Dataset rows about figures →
┏━━

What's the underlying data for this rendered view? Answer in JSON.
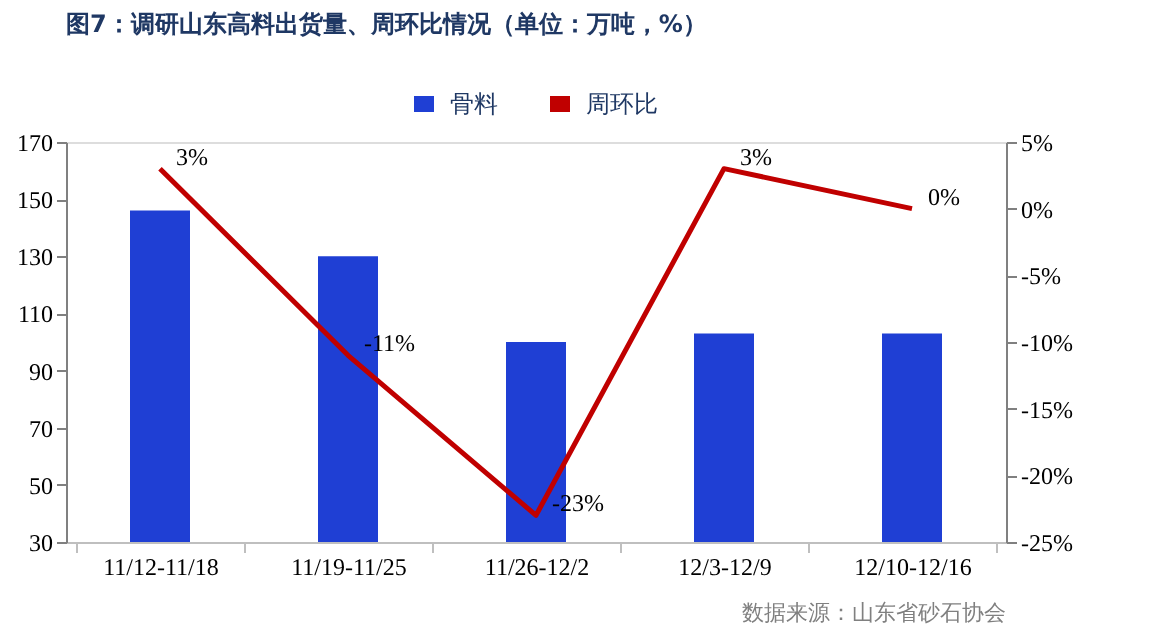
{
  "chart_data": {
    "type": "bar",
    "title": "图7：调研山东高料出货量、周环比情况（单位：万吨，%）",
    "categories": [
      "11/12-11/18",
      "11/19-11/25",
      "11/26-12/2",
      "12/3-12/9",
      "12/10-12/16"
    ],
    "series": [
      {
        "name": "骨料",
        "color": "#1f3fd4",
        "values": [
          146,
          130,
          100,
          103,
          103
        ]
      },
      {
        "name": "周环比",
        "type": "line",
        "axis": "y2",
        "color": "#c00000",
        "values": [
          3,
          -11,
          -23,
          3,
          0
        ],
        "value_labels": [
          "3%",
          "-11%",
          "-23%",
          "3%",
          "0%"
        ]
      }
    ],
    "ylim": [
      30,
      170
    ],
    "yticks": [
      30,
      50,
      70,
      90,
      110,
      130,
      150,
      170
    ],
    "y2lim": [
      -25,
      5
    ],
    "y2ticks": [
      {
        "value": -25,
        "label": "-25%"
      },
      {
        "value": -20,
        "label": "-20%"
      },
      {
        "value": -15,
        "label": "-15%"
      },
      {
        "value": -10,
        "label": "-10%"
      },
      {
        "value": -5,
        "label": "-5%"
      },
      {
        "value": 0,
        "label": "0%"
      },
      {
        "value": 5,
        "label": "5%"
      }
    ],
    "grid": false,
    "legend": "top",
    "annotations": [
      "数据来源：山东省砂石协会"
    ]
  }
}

┗━━

Exercise goal →
The pictures should not be reproduced; quote all of the other material exactly.

Completed exercise →
What's the underlying data for this rendered view? Answer in JSON.
{
  "chart_data": {
    "type": "bar",
    "title": "图7：调研山东高料出货量、周环比情况（单位：万吨，%）",
    "categories": [
      "11/12-11/18",
      "11/19-11/25",
      "11/26-12/2",
      "12/3-12/9",
      "12/10-12/16"
    ],
    "series": [
      {
        "name": "骨料",
        "color": "#1f3fd4",
        "values": [
          146,
          130,
          100,
          103,
          103
        ]
      },
      {
        "name": "周环比",
        "type": "line",
        "axis": "y2",
        "color": "#c00000",
        "values": [
          3,
          -11,
          -23,
          3,
          0
        ],
        "value_labels": [
          "3%",
          "-11%",
          "-23%",
          "3%",
          "0%"
        ]
      }
    ],
    "ylim": [
      30,
      170
    ],
    "yticks": [
      30,
      50,
      70,
      90,
      110,
      130,
      150,
      170
    ],
    "y2lim": [
      -25,
      5
    ],
    "y2ticks": [
      {
        "value": -25,
        "label": "-25%"
      },
      {
        "value": -20,
        "label": "-20%"
      },
      {
        "value": -15,
        "label": "-15%"
      },
      {
        "value": -10,
        "label": "-10%"
      },
      {
        "value": -5,
        "label": "-5%"
      },
      {
        "value": 0,
        "label": "0%"
      },
      {
        "value": 5,
        "label": "5%"
      }
    ],
    "grid": false,
    "legend": "top",
    "annotations": [
      "数据来源：山东省砂石协会"
    ]
  }
}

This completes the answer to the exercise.